> **Directions for this task**
Repeat the listing exactly as given, omitting every image.

> **Saved data entries**

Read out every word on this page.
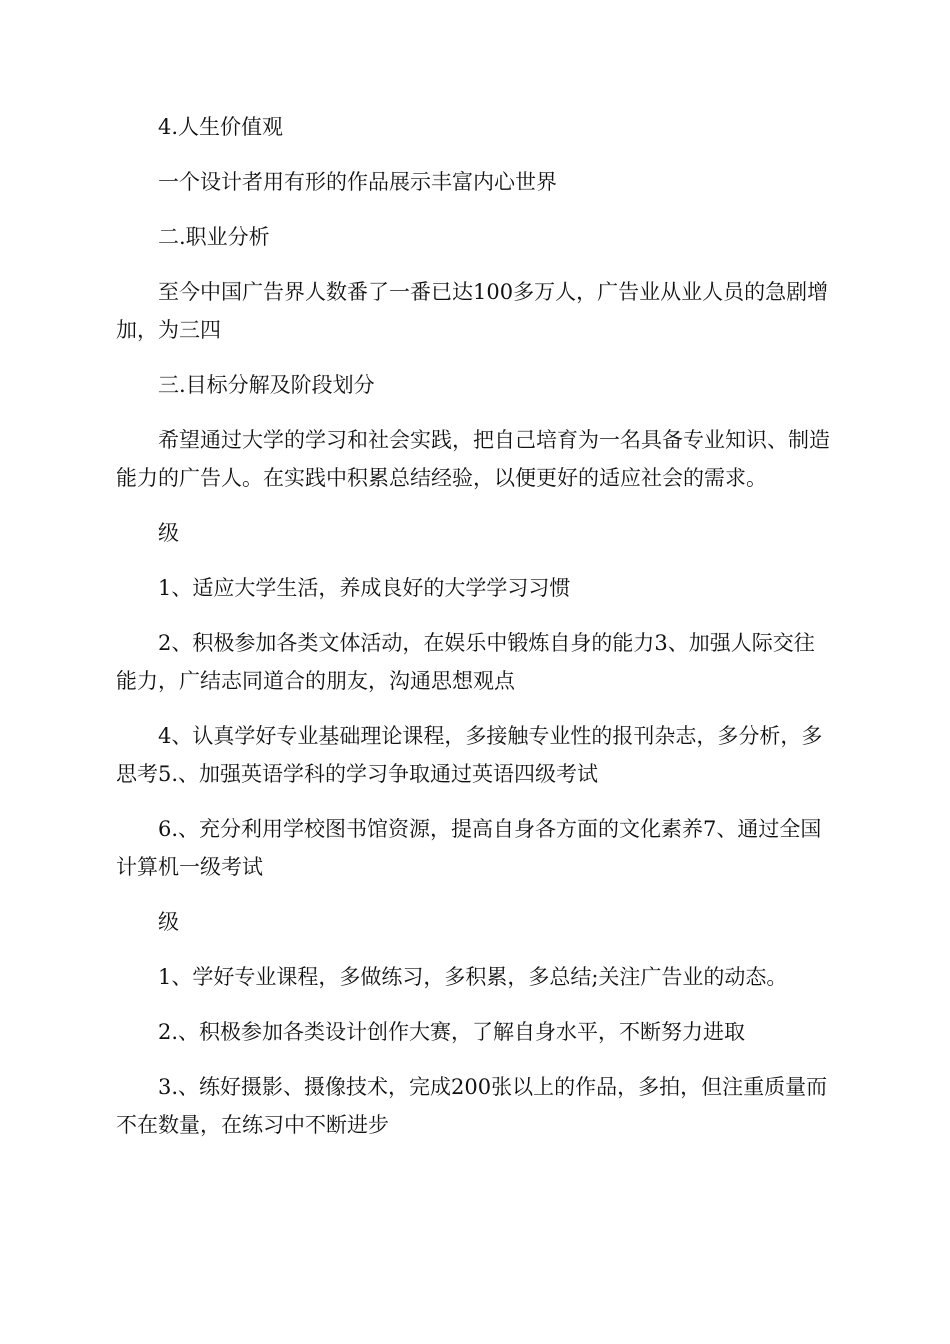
4.人生价值观

一个设计者用有形的作品展示丰富内心世界

二.职业分析

至今中国广告界人数番了一番已达100多万人，广告业从业人员的急剧增加，为三四

三.目标分解及阶段划分

希望通过大学的学习和社会实践，把自己培育为一名具备专业知识、制造能力的广告人。在实践中积累总结经验，以便更好的适应社会的需求。

级

1、适应大学生活，养成良好的大学学习习惯

2、积极参加各类文体活动，在娱乐中锻炼自身的能力3、加强人际交往能力，广结志同道合的朋友，沟通思想观点

4、认真学好专业基础理论课程，多接触专业性的报刊杂志，多分析，多思考5.、加强英语学科的学习争取通过英语四级考试

6.、充分利用学校图书馆资源，提高自身各方面的文化素养7、通过全国计算机一级考试

级

1、学好专业课程，多做练习，多积累，多总结;关注广告业的动态。

2.、积极参加各类设计创作大赛，了解自身水平，不断努力进取

3.、练好摄影、摄像技术，完成200张以上的作品，多拍，但注重质量而不在数量，在练习中不断进步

> **Response**
Read out every word on this page.
4.人生价值观

一个设计者用有形的作品展示丰富内心世界

二.职业分析

至今中国广告界人数番了一番已达100多万人，广告业从业人员的急剧增加，为三四

三.目标分解及阶段划分

希望通过大学的学习和社会实践，把自己培育为一名具备专业知识、制造能力的广告人。在实践中积累总结经验，以便更好的适应社会的需求。

级

1、适应大学生活，养成良好的大学学习习惯

2、积极参加各类文体活动，在娱乐中锻炼自身的能力3、加强人际交往能力，广结志同道合的朋友，沟通思想观点

4、认真学好专业基础理论课程，多接触专业性的报刊杂志，多分析，多思考5.、加强英语学科的学习争取通过英语四级考试

6.、充分利用学校图书馆资源，提高自身各方面的文化素养7、通过全国计算机一级考试

级

1、学好专业课程，多做练习，多积累，多总结;关注广告业的动态。

2.、积极参加各类设计创作大赛，了解自身水平，不断努力进取

3.、练好摄影、摄像技术，完成200张以上的作品，多拍，但注重质量而不在数量，在练习中不断进步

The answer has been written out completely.